Go through the listing below and gather every line with the word "xlabel".

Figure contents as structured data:
— START —

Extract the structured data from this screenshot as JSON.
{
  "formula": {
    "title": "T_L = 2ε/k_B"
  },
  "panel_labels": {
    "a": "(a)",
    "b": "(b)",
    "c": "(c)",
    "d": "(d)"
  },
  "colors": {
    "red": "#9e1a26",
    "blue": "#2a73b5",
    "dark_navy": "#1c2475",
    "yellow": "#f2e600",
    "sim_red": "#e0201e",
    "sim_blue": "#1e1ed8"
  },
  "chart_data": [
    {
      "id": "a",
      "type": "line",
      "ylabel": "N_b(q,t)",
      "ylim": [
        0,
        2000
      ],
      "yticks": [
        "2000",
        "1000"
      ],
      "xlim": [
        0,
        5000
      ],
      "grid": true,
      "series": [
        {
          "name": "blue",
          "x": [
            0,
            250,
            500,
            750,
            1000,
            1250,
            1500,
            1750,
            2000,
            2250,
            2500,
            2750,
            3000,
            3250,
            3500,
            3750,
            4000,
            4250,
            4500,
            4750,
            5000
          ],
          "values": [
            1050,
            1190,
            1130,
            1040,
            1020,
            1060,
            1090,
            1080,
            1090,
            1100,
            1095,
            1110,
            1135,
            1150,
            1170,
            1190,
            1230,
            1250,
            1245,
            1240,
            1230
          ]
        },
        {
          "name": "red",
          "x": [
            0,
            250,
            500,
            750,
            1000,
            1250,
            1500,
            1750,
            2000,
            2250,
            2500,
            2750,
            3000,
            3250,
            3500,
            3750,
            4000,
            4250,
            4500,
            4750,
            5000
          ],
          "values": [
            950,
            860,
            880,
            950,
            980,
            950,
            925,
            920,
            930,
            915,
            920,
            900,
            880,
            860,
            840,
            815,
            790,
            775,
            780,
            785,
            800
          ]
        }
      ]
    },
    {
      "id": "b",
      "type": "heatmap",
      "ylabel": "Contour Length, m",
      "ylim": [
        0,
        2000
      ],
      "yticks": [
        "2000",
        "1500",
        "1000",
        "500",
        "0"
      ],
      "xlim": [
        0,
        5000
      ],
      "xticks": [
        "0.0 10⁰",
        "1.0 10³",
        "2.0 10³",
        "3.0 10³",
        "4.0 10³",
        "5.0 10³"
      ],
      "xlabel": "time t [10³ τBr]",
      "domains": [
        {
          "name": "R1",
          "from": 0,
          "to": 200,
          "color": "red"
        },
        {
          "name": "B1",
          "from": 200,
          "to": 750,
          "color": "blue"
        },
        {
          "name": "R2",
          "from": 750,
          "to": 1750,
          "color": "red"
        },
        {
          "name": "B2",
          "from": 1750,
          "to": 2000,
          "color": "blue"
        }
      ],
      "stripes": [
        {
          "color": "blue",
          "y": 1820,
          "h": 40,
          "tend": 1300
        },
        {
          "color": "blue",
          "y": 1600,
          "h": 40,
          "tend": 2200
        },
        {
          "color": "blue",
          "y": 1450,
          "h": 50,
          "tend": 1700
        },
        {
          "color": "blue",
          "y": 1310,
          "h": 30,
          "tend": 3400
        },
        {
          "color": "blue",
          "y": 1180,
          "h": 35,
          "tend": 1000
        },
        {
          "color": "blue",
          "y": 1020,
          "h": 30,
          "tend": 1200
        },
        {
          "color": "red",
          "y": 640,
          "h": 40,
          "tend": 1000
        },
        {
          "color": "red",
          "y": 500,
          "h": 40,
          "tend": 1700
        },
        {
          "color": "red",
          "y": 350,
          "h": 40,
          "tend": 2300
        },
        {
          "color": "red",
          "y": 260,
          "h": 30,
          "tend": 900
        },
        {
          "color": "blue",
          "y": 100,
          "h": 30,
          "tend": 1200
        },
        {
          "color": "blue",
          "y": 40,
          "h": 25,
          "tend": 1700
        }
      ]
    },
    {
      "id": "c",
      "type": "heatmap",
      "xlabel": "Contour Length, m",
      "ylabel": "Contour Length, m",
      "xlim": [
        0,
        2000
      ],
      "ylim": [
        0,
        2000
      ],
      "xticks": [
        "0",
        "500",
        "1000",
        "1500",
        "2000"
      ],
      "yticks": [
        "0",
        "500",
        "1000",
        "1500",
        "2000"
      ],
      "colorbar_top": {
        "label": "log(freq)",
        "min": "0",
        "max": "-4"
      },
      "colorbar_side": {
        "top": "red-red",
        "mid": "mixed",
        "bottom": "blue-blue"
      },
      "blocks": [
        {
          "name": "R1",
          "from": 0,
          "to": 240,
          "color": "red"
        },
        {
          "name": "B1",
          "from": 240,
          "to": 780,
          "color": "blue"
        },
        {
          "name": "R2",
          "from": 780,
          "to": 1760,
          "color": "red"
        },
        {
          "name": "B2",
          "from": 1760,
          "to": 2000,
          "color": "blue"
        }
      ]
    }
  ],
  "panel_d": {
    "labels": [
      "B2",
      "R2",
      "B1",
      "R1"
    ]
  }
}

— END —

§ Result of this task:
      "xlabel": "time t [10³ τBr]",
      "xlabel": "Contour Length, m",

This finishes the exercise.